What to produce: Output the records exactly as they appear, with no pictures included.
────────────────
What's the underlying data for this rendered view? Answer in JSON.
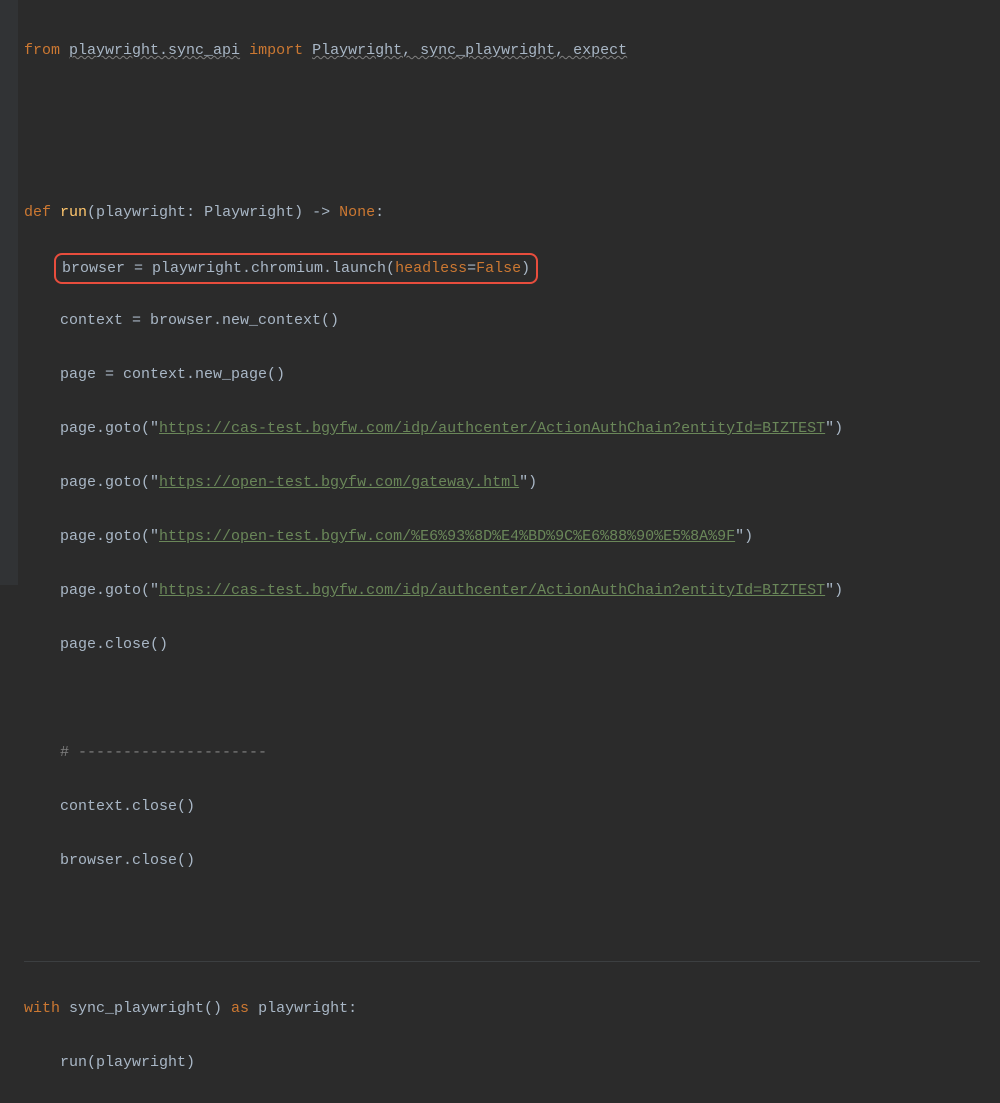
{
  "lines": {
    "import_from": "from",
    "import_mod": "playwright.sync_api",
    "import_kw": "import",
    "import_names": "Playwright, sync_playwright, expect",
    "def_kw": "def",
    "def_name": "run",
    "def_sig_open": "(playwright: Playwright) -> ",
    "def_none": "None",
    "def_sig_close": ":",
    "l_browser_a": "browser = playwright.chromium.launch(",
    "l_browser_kw": "headless",
    "l_browser_b": "=",
    "l_browser_false": "False",
    "l_browser_c": ")",
    "l_context": "context = browser.new_context()",
    "l_page": "page = context.new_page()",
    "l_goto1_a": "page.goto(",
    "l_goto1_q": "\"",
    "l_goto1_url": "https://cas-test.bgyfw.com/idp/authcenter/ActionAuthChain?entityId=BIZTEST",
    "l_goto1_c": ")",
    "l_goto2_a": "page.goto(",
    "l_goto2_url": "https://open-test.bgyfw.com/gateway.html",
    "l_goto2_c": ")",
    "l_goto3_a": "page.goto(",
    "l_goto3_url": "https://open-test.bgyfw.com/%E6%93%8D%E4%BD%9C%E6%88%90%E5%8A%9F",
    "l_goto3_c": ")",
    "l_goto4_a": "page.goto(",
    "l_goto4_url": "https://cas-test.bgyfw.com/idp/authcenter/ActionAuthChain?entityId=BIZTEST",
    "l_goto4_c": ")",
    "l_pageclose": "page.close()",
    "l_comment": "# ---------------------",
    "l_ctxclose": "context.close()",
    "l_brclose": "browser.close()",
    "with_kw": "with",
    "with_call": " sync_playwright() ",
    "with_as": "as",
    "with_var": " playwright:",
    "with_body": "run(playwright)"
  }
}
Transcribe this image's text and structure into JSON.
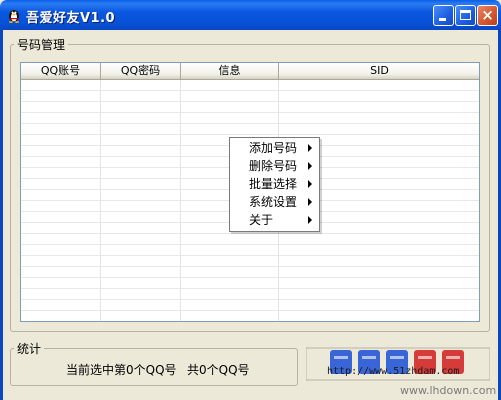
{
  "window": {
    "title": "吾爱好友V1.0"
  },
  "group_account": {
    "label": "号码管理"
  },
  "list": {
    "columns": [
      "QQ账号",
      "QQ密码",
      "信息",
      "SID"
    ]
  },
  "context_menu": {
    "items": [
      "添加号码",
      "删除号码",
      "批量选择",
      "系统设置",
      "关于"
    ]
  },
  "group_stats": {
    "label": "统计",
    "selected_text": "当前选中第0个QQ号",
    "total_text": "共0个QQ号"
  },
  "watermark": {
    "url_text": "http://www.51zhdam.com",
    "domain_text": "www.lhdown.com"
  },
  "colors": {
    "titlebar": "#0a58e0",
    "window_bg": "#ece9d8",
    "watermark_blue": "#1a4fd6",
    "watermark_red": "#d21e1e"
  }
}
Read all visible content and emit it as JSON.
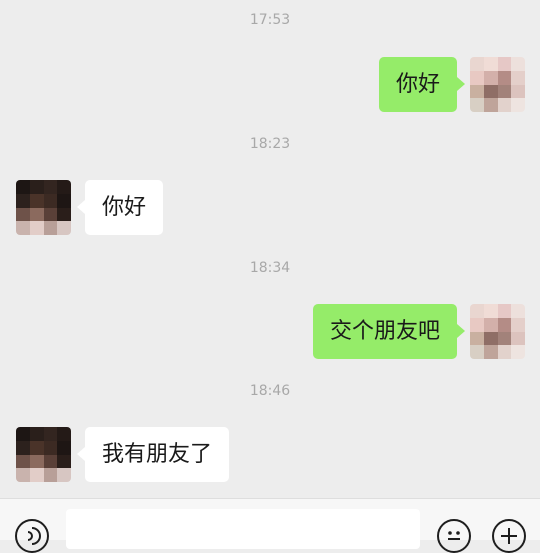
{
  "messages": [
    {
      "time": "17:53",
      "direction": "out",
      "text": "你好"
    },
    {
      "time": "18:23",
      "direction": "in",
      "text": "你好"
    },
    {
      "time": "18:34",
      "direction": "out",
      "text": "交个朋友吧"
    },
    {
      "time": "18:46",
      "direction": "in",
      "text": "我有朋友了"
    }
  ],
  "input": {
    "value": "",
    "placeholder": ""
  },
  "icons": {
    "voice": "voice-icon",
    "emoji": "emoji-icon",
    "more": "plus-icon"
  },
  "colors": {
    "background": "#ededed",
    "outgoing_bubble": "#95ec69",
    "incoming_bubble": "#ffffff",
    "timestamp": "#a8a8a8"
  }
}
────────────────
Finished task:
What's the underlying data for this rendered view? Answer in JSON.
{
  "lines": {
    "import_from": "from",
    "import_mod": "playwright.sync_api",
    "import_kw": "import",
    "import_names": "Playwright, sync_playwright, expect",
    "def_kw": "def",
    "def_name": "run",
    "def_sig_open": "(playwright: Playwright) -> ",
    "def_none": "None",
    "def_sig_close": ":",
    "l_browser_a": "browser = playwright.chromium.launch(",
    "l_browser_kw": "headless",
    "l_browser_b": "=",
    "l_browser_false": "False",
    "l_browser_c": ")",
    "l_context": "context = browser.new_context()",
    "l_page": "page = context.new_page()",
    "l_goto1_a": "page.goto(",
    "l_goto1_q": "\"",
    "l_goto1_url": "https://cas-test.bgyfw.com/idp/authcenter/ActionAuthChain?entityId=BIZTEST",
    "l_goto1_c": ")",
    "l_goto2_a": "page.goto(",
    "l_goto2_url": "https://open-test.bgyfw.com/gateway.html",
    "l_goto2_c": ")",
    "l_goto3_a": "page.goto(",
    "l_goto3_url": "https://open-test.bgyfw.com/%E6%93%8D%E4%BD%9C%E6%88%90%E5%8A%9F",
    "l_goto3_c": ")",
    "l_goto4_a": "page.goto(",
    "l_goto4_url": "https://cas-test.bgyfw.com/idp/authcenter/ActionAuthChain?entityId=BIZTEST",
    "l_goto4_c": ")",
    "l_pageclose": "page.close()",
    "l_comment": "# ---------------------",
    "l_ctxclose": "context.close()",
    "l_brclose": "browser.close()",
    "with_kw": "with",
    "with_call": " sync_playwright() ",
    "with_as": "as",
    "with_var": " playwright:",
    "with_body": "run(playwright)"
  }
}
Transcribe this image's text and structure into JSON.
{
  "window": {
    "title": "吾爱好友V1.0"
  },
  "group_account": {
    "label": "号码管理"
  },
  "list": {
    "columns": [
      "QQ账号",
      "QQ密码",
      "信息",
      "SID"
    ]
  },
  "context_menu": {
    "items": [
      "添加号码",
      "删除号码",
      "批量选择",
      "系统设置",
      "关于"
    ]
  },
  "group_stats": {
    "label": "统计",
    "selected_text": "当前选中第0个QQ号",
    "total_text": "共0个QQ号"
  },
  "watermark": {
    "url_text": "http://www.51zhdam.com",
    "domain_text": "www.lhdown.com"
  },
  "colors": {
    "titlebar": "#0a58e0",
    "window_bg": "#ece9d8",
    "watermark_blue": "#1a4fd6",
    "watermark_red": "#d21e1e"
  }
}
Read all visible content and emit it as JSON.
{
  "messages": [
    {
      "time": "17:53",
      "direction": "out",
      "text": "你好"
    },
    {
      "time": "18:23",
      "direction": "in",
      "text": "你好"
    },
    {
      "time": "18:34",
      "direction": "out",
      "text": "交个朋友吧"
    },
    {
      "time": "18:46",
      "direction": "in",
      "text": "我有朋友了"
    }
  ],
  "input": {
    "value": "",
    "placeholder": ""
  },
  "icons": {
    "voice": "voice-icon",
    "emoji": "emoji-icon",
    "more": "plus-icon"
  },
  "colors": {
    "background": "#ededed",
    "outgoing_bubble": "#95ec69",
    "incoming_bubble": "#ffffff",
    "timestamp": "#a8a8a8"
  }
}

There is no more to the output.